> **What is needed**
Find the lines holding "contact" and copy them.

> **Data provided**
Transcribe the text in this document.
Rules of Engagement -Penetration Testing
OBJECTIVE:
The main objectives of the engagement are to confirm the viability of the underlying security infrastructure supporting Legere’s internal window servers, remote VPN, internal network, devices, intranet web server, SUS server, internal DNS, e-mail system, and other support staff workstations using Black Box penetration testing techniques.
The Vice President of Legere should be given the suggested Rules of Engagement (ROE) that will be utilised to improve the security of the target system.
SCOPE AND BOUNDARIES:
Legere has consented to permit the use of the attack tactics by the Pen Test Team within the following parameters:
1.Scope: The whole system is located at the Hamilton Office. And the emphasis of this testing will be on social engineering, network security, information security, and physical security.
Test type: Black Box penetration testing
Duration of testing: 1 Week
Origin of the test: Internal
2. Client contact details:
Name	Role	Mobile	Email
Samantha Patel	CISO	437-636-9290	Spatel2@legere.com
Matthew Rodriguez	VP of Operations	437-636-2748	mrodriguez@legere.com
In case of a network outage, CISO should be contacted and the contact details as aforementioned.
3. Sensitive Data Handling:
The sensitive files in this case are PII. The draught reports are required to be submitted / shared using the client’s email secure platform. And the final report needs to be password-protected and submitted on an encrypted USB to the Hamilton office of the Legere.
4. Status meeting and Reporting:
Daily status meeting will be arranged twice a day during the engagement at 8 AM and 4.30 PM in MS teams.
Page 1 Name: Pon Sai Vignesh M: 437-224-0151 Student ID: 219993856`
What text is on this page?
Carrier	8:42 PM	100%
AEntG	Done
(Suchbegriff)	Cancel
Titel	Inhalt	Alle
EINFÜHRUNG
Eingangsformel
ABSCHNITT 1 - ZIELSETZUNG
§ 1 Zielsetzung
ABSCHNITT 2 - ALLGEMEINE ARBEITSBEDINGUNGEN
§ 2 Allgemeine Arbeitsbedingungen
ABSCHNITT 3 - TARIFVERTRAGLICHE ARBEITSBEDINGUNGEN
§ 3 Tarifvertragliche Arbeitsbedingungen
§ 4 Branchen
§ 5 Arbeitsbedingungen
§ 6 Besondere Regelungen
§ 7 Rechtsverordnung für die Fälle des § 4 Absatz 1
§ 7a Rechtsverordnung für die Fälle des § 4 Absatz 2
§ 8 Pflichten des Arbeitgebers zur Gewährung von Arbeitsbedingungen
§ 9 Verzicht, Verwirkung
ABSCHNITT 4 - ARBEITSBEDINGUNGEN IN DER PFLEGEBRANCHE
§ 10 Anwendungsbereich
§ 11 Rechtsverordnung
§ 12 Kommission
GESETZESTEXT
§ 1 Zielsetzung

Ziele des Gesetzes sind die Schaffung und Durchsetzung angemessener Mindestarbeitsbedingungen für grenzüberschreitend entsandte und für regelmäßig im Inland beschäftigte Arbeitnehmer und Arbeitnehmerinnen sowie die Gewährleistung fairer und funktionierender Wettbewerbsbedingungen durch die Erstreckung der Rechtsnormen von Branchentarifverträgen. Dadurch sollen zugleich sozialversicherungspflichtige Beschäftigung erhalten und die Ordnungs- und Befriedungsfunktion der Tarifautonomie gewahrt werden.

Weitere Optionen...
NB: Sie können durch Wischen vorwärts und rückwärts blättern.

> **Result for this exercise**
2. Client contact details:
In case of a network outage, CISO should be contacted and the contact details as aforementioned.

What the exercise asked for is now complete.